> Te lezen tekst
Wat betreft de lasten, houdt het gerecht rekening met een forfaitair bedrag van Afl. 1.400,- per maand voor het eigen levensonderhoud, een bedrag van Afl. 500,- wegens huur, Afl. 200,- wegens aflossing van een schuld bij de FCCA en Afl. 525,- wegens kinderalimentatie voor zijn andere kinderen, nu de noodzaak van deze kosten voldoende aannemelijk is gemaakt. De totale in aanmerking te nemen (noodzakelijke) vaste lasten van de vader bedragen totaal afgerond Afl. 2.625,-. Hieruit volgt dat de vader maandelijks een bedrag overhoudt van gemiddeld Afl. 1.359,-.
2.9
Op grond van hetgeen hiervoor is overwogen, de stukken van het geding en het verhandelde ter zitting acht het gerecht het in overeenstemming met de wettelijke maatstaven dat de vader Afl. 300,- per maand bijdraagt in de kosten van de verzorging en opvoeding van de minderjarige. De ingangsdatum van deze bijdrage zal worden bepaald op 1 januari 2016.
Omgang
2.1
De vader heeft ter zitting verzocht om een omgangsregeling tussen hem en de minderjarige vast te stellen, en heeft hiertoe een voorstel gedaan.
2.11
De minderjarige en de vader hebben recht op omgang met elkaar. Het gerecht is van oordeel dat een omgangsregeling tussen de vader en de minderjarige in het belang van de minderjarige is, en zal daarom een regeling inzake de uitoefening van het omgangsrecht vaststellen en daarbij aansluiten bij het voorstel van de vader.
2.12
Het vorenstaande leidt tot de volgende beslissing.

> Opdrachten
1. Beantwoord aan de hand van de te lezen tekst:
(a) Met welk bedrag per maand wegens huur houdt het gerecht rekening?
(b) Op welke datum gaat de bijdrage van de vader in?
(c) Bij wiens voorstel sluit het gerecht aan bij het vaststellen van de omgangsregeling?
2. Vertaal deze zin uit de te lezen tekst in het Engels: "De minderjarige en de vader hebben recht op omgang met elkaar."
3. Som alle maandelijkse lastenposten op waarmee het gerecht volgens de te lezen tekst rekening houdt, elk met het bijbehorende bedrag.

> Ruwe gegevens
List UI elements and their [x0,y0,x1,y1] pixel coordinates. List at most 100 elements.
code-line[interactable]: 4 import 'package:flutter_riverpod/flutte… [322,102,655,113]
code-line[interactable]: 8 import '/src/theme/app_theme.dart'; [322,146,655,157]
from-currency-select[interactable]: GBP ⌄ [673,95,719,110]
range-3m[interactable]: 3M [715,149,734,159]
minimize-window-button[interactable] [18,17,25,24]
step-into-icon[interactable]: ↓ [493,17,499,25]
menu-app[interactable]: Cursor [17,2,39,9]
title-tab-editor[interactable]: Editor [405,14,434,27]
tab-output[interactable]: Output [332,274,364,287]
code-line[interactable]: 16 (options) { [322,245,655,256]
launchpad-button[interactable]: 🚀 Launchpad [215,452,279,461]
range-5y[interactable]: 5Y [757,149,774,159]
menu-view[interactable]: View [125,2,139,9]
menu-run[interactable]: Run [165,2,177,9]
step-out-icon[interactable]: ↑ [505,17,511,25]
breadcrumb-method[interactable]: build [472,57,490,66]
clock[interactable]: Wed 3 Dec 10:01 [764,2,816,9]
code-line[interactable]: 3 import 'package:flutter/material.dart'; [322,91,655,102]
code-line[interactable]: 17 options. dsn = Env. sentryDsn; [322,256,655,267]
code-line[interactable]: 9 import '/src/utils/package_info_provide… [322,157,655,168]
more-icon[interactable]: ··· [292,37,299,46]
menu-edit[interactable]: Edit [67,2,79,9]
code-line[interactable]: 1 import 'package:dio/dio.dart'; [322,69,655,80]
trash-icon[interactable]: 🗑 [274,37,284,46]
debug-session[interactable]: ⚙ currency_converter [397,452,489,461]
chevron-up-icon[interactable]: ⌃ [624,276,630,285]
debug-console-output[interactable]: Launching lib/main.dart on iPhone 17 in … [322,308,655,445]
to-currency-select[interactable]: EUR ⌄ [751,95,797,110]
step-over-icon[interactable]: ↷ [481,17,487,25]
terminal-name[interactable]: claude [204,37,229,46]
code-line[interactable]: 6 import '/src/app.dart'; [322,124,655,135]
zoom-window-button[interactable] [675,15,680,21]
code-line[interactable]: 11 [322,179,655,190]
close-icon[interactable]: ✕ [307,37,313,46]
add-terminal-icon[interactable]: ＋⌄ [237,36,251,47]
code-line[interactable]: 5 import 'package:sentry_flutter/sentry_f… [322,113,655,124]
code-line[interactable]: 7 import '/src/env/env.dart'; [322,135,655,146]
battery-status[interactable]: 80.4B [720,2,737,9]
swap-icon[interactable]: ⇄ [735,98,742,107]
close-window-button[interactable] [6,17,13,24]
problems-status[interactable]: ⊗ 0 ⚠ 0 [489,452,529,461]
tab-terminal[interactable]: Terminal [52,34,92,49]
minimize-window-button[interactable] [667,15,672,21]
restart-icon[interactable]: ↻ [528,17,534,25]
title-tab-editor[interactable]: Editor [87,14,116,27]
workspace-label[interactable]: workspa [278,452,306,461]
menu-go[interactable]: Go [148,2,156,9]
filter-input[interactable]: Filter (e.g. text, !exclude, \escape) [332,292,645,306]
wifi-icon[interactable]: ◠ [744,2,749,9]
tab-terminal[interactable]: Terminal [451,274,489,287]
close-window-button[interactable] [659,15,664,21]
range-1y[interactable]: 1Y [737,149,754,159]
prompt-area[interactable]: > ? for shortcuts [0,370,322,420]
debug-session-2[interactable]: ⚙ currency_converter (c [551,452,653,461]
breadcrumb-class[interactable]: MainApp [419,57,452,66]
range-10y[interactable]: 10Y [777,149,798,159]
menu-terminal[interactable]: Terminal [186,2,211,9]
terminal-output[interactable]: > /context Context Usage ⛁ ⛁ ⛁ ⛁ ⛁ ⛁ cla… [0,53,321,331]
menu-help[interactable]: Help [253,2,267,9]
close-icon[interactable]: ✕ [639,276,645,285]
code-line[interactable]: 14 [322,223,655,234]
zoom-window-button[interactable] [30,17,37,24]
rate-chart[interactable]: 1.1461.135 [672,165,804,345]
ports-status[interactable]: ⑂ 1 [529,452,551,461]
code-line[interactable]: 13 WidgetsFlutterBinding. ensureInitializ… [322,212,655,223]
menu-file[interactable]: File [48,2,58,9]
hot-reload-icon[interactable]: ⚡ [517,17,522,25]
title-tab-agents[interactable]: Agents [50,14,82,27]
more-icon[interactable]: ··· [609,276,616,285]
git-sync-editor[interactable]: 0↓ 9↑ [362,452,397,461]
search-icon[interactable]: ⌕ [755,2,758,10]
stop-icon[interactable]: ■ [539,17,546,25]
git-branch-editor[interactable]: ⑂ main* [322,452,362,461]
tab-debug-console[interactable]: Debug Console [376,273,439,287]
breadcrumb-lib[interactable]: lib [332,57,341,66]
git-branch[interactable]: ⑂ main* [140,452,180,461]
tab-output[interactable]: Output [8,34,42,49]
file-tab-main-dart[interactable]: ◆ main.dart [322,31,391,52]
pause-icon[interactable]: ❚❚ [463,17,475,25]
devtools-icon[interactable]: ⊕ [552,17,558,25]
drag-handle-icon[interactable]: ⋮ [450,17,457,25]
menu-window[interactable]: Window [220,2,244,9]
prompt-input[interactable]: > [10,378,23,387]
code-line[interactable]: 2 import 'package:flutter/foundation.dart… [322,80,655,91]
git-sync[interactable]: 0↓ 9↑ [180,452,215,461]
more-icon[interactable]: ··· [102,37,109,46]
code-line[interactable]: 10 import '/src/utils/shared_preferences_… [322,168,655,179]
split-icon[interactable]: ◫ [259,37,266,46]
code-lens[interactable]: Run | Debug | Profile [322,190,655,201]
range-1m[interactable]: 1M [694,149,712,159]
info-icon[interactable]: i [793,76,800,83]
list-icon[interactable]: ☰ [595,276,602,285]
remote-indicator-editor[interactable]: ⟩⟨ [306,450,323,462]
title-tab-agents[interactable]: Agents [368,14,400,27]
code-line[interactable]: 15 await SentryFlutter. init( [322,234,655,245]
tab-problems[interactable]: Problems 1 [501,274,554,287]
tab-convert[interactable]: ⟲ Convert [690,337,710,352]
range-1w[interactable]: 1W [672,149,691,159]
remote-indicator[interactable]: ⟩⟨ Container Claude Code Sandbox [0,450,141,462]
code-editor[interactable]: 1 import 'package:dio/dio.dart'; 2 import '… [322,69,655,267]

> Uitwerkingen
1.
(a) Afl. 500,-
(b) 1 januari 2016
(c) Bij het voorstel van de vader

2. The minor and the father are entitled to contact with each other.

3.
- Eigen levensonderhoud: Afl. 1.400,-
- Huur: Afl. 500,-
- Aflossing van een schuld bij de FCCA: Afl. 200,-
- Kinderalimentatie voor zijn andere kinderen: Afl. 525,-